**DESCRIPTION OF THE TASK:**
Please find each line in the data below that contains the word "drugih", and copy every such line.

--- BEGIN GIVEN INFORMATION ---

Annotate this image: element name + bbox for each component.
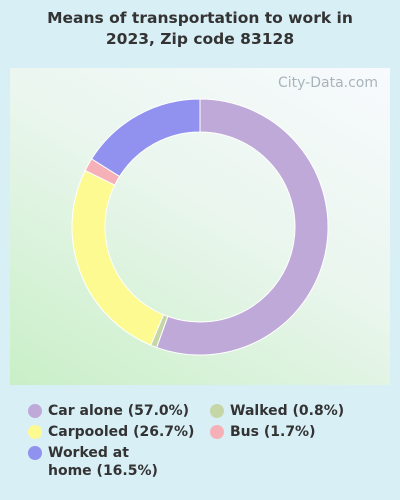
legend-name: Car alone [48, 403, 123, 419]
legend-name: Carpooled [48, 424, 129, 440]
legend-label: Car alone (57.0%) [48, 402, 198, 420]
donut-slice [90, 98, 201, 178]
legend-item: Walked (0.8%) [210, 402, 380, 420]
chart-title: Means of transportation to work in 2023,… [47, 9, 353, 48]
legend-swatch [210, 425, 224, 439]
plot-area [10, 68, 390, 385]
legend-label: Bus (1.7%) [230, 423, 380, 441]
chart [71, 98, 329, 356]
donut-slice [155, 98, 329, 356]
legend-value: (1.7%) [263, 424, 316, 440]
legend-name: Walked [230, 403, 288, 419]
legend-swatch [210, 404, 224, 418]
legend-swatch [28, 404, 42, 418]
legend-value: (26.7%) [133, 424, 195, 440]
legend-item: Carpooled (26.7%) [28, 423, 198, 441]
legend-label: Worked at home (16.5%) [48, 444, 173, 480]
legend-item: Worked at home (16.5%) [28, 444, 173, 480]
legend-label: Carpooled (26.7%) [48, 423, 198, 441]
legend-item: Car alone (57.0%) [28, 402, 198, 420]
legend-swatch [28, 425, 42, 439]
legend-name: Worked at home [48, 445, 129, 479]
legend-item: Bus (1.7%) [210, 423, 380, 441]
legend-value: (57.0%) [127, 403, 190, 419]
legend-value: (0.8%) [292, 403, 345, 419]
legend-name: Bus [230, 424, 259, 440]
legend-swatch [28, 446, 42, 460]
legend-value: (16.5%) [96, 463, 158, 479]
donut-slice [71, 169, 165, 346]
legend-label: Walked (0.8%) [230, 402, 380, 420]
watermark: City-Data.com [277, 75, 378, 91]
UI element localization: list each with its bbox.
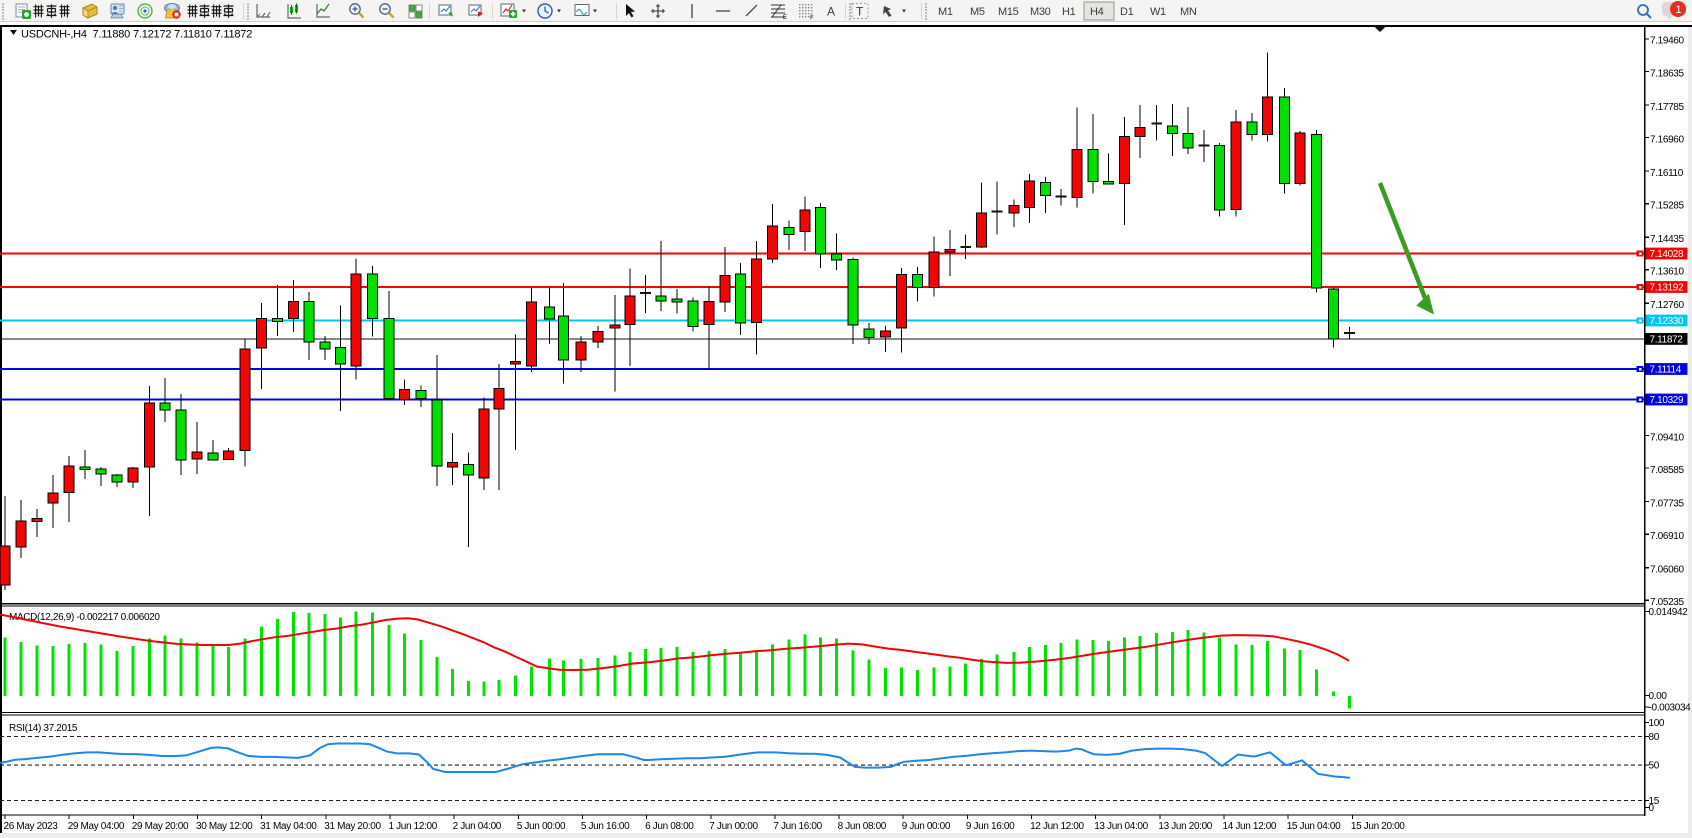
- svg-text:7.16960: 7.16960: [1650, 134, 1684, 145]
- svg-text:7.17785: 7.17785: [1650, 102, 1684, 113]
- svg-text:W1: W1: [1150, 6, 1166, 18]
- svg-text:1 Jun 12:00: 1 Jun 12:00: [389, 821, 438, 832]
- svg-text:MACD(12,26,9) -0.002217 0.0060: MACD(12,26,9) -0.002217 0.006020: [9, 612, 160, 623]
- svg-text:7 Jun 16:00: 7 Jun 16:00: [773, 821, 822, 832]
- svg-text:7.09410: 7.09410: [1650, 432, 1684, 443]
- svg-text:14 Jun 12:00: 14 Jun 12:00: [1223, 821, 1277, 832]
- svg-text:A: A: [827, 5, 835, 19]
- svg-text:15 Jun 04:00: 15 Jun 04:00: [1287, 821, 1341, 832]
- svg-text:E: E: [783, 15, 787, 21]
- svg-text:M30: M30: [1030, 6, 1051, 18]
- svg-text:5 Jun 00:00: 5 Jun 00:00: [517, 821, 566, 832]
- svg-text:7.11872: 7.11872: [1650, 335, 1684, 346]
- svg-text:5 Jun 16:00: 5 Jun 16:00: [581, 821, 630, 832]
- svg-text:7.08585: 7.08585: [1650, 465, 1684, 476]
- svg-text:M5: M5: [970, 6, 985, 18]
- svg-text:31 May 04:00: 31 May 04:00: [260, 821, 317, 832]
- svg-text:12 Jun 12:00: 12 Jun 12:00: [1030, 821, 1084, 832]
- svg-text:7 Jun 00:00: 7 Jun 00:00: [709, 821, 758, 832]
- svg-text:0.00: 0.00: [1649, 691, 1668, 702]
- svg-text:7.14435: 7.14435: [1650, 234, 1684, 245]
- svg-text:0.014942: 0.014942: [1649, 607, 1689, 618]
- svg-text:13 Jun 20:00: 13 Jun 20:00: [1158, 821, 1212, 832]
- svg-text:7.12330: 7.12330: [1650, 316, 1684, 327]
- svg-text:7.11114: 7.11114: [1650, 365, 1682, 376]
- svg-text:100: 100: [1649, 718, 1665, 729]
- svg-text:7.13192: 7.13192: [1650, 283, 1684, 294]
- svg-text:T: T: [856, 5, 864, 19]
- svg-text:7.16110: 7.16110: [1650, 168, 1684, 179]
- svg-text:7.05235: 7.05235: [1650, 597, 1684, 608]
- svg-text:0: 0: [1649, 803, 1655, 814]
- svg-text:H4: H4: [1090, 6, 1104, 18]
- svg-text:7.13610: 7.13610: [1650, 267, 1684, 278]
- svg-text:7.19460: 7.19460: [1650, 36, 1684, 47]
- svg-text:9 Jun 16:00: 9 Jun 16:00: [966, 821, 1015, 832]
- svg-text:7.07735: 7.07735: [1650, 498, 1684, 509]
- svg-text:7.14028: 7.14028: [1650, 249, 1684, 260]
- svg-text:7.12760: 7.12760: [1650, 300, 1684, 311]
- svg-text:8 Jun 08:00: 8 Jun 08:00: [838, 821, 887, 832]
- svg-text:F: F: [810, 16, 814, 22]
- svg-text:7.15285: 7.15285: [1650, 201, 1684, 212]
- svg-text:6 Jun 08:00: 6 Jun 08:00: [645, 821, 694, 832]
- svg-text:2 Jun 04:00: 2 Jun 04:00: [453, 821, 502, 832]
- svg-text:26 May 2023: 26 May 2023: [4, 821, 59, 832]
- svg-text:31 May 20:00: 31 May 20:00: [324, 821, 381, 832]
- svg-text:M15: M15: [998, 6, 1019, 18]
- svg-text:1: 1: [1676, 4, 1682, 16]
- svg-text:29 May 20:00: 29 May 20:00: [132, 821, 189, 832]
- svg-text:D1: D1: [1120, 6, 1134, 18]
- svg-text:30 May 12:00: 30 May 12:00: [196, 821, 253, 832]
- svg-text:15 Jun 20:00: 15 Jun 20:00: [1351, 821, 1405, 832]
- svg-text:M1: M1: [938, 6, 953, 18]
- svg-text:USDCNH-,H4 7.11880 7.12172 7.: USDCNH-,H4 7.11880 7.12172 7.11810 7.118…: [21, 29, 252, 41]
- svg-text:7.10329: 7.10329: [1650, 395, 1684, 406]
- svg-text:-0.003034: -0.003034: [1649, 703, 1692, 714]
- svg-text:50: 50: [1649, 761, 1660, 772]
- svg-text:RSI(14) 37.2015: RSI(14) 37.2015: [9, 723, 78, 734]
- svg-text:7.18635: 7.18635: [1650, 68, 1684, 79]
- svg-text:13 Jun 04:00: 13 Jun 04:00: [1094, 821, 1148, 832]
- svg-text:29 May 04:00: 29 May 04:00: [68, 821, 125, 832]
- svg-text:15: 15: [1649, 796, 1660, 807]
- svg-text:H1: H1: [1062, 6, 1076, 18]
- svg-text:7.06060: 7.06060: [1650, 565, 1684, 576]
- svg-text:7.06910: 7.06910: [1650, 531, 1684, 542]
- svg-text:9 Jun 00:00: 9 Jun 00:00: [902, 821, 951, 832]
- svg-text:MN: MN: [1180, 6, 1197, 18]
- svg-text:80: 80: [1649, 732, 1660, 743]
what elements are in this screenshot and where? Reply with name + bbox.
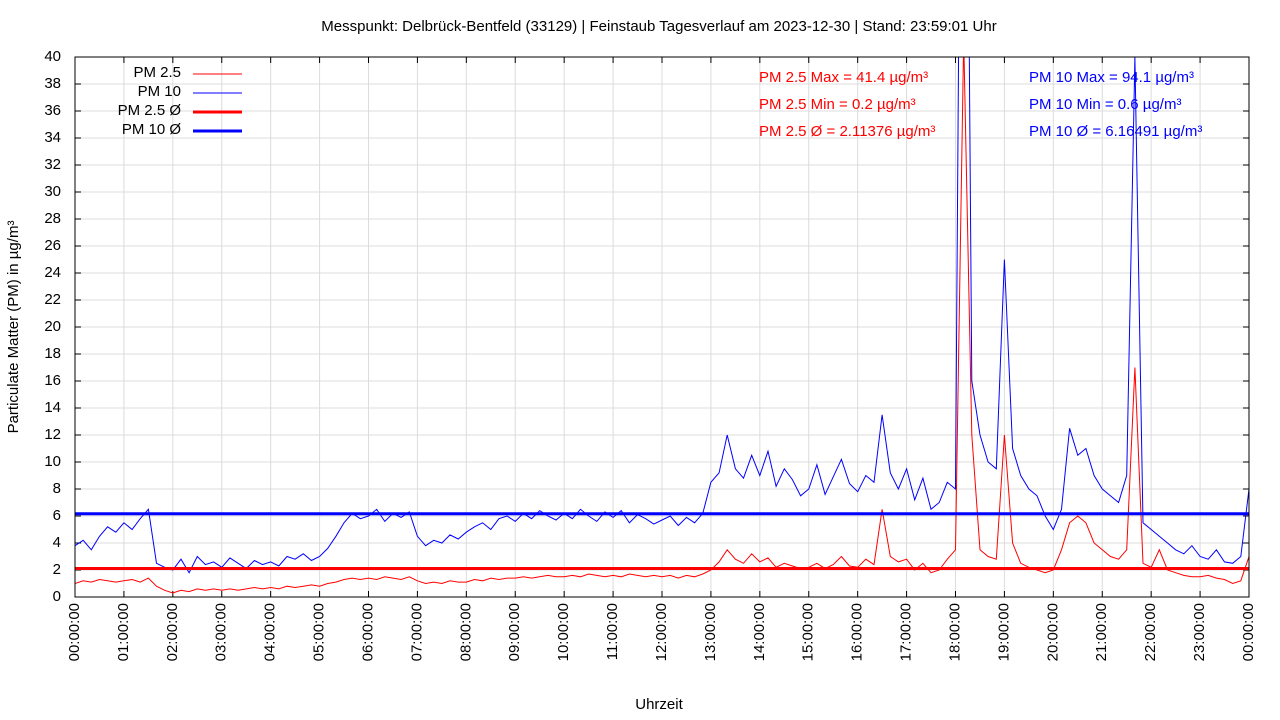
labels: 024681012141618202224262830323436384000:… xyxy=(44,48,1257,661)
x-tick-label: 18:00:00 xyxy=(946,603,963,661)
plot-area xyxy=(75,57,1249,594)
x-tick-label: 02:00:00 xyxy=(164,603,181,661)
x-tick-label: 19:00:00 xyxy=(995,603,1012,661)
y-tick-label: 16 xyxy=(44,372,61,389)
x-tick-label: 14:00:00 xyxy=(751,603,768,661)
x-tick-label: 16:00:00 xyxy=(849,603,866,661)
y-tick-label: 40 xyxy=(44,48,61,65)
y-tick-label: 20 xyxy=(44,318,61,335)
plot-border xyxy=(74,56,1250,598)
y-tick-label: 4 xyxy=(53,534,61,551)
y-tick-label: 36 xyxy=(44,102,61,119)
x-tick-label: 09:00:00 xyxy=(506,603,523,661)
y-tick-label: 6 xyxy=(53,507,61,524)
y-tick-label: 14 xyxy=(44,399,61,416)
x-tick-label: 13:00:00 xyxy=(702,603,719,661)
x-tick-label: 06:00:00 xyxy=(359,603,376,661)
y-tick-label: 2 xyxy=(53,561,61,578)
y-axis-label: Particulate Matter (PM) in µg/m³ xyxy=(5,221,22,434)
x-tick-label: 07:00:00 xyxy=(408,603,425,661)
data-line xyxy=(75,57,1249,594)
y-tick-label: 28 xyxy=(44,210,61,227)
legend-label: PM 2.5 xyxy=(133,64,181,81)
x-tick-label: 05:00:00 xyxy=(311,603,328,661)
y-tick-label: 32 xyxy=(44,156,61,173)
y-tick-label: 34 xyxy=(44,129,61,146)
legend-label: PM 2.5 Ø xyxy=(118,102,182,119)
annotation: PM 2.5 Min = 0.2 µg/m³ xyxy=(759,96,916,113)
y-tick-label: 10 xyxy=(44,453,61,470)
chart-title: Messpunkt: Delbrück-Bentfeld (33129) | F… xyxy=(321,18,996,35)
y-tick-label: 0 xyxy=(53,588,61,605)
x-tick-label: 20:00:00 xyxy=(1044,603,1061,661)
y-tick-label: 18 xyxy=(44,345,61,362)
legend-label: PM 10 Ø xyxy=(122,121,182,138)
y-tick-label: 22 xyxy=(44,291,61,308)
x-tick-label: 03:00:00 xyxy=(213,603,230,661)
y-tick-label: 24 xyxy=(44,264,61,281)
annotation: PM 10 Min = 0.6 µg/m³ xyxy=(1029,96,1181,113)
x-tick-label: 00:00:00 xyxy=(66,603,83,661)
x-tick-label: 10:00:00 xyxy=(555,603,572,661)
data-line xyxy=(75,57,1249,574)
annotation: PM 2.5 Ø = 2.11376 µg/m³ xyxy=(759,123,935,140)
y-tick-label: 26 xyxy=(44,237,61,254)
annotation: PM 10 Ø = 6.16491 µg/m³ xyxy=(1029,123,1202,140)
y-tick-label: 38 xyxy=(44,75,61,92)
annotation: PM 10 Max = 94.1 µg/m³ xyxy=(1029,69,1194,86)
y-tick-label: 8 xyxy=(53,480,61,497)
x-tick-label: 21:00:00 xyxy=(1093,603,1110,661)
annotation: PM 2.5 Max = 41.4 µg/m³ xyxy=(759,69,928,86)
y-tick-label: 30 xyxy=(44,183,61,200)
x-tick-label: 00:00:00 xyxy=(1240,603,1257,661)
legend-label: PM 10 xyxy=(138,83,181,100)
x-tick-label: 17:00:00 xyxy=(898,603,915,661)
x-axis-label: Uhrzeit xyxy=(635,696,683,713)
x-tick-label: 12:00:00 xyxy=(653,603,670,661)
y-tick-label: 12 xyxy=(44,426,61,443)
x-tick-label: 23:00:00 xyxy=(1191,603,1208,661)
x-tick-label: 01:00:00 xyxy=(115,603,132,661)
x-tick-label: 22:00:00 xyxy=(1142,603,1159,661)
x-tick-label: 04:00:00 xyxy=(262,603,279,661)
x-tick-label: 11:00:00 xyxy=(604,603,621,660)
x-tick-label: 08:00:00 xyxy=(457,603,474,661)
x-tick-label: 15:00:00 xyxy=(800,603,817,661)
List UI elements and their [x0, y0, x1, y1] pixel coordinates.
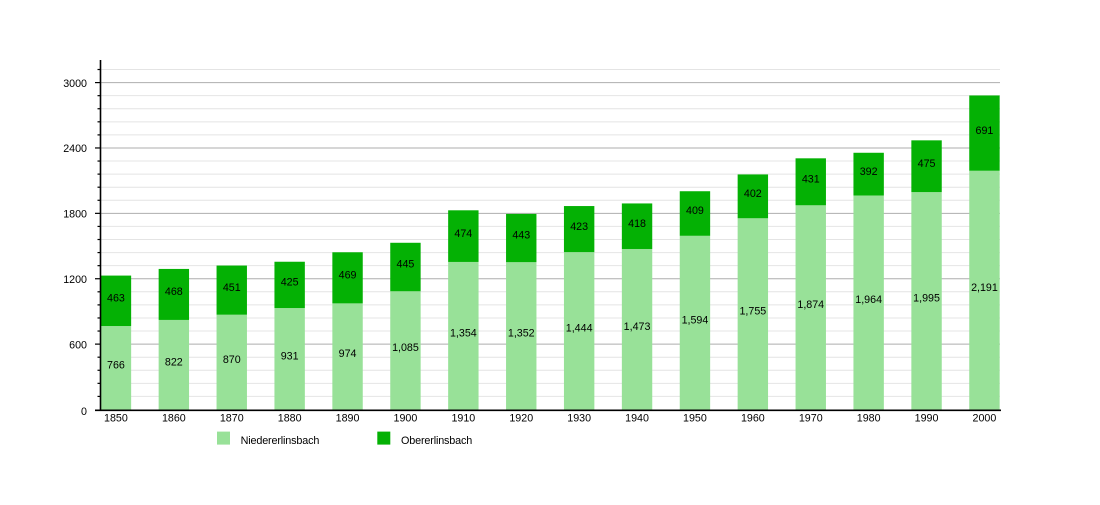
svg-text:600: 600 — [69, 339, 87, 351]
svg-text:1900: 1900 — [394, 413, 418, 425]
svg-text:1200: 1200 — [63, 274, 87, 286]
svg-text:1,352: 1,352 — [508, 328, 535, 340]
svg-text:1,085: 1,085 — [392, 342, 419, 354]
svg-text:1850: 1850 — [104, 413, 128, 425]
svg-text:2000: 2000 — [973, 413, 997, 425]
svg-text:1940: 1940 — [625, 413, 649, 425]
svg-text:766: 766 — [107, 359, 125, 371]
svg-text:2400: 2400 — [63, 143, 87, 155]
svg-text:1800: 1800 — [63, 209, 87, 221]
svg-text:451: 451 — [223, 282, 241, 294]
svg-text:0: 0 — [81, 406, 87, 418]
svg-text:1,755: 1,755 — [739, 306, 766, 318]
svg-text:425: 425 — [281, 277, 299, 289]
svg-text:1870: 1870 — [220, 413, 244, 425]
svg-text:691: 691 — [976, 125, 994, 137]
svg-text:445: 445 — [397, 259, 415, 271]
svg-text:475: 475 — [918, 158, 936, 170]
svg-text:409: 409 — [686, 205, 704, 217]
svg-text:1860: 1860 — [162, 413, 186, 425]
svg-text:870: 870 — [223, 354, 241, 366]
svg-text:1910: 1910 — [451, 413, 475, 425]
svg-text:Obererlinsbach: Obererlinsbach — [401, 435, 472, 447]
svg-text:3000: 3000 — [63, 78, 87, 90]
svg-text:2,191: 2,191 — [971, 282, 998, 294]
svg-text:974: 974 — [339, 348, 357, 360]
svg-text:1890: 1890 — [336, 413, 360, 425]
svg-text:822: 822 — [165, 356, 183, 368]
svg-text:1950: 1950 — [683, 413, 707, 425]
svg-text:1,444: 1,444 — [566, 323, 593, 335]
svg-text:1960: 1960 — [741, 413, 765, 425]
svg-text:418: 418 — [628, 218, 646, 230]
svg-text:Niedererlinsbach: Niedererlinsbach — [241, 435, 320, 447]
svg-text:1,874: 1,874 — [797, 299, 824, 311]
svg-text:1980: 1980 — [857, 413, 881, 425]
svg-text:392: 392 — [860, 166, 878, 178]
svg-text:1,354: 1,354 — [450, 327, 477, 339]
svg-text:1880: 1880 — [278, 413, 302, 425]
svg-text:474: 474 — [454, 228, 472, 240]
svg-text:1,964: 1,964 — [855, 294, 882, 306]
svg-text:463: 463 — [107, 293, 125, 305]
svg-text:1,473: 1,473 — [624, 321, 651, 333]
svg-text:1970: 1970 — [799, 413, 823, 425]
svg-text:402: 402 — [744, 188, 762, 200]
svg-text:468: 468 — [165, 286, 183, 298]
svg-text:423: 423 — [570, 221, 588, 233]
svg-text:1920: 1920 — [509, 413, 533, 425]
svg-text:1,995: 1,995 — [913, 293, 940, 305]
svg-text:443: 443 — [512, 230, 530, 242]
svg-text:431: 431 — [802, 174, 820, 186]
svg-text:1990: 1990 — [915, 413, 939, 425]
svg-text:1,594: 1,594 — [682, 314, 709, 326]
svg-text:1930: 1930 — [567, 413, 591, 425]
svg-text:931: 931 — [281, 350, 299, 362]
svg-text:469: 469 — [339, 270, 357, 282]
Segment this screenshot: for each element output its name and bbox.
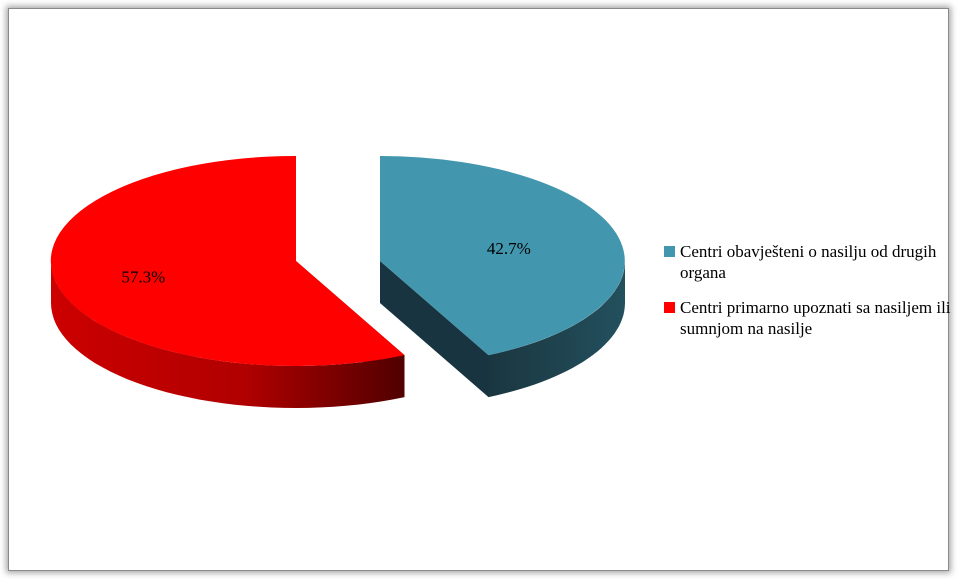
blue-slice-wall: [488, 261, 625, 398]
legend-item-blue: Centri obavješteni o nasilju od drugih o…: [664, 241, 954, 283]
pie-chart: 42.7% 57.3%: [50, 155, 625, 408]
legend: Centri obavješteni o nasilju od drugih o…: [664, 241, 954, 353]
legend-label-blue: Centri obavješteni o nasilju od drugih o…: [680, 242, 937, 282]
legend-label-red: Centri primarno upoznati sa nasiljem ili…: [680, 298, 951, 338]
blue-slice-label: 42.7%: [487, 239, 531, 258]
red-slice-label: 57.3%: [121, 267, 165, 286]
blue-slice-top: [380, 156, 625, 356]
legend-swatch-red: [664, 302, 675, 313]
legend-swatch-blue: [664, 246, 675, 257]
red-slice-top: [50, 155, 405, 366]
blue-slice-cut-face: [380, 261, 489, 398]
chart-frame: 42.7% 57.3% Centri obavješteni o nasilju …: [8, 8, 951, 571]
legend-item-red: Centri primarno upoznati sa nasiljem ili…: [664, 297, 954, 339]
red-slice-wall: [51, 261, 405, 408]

--- END GIVEN INFORMATION ---

**RESULT:**
legend-item-blue: Centri obavješteni o nasilju od drugih o…: [664, 241, 954, 283]
legend: Centri obavješteni o nasilju od drugih o…: [664, 241, 954, 353]
legend-label-blue: Centri obavješteni o nasilju od drugih o…: [680, 242, 937, 282]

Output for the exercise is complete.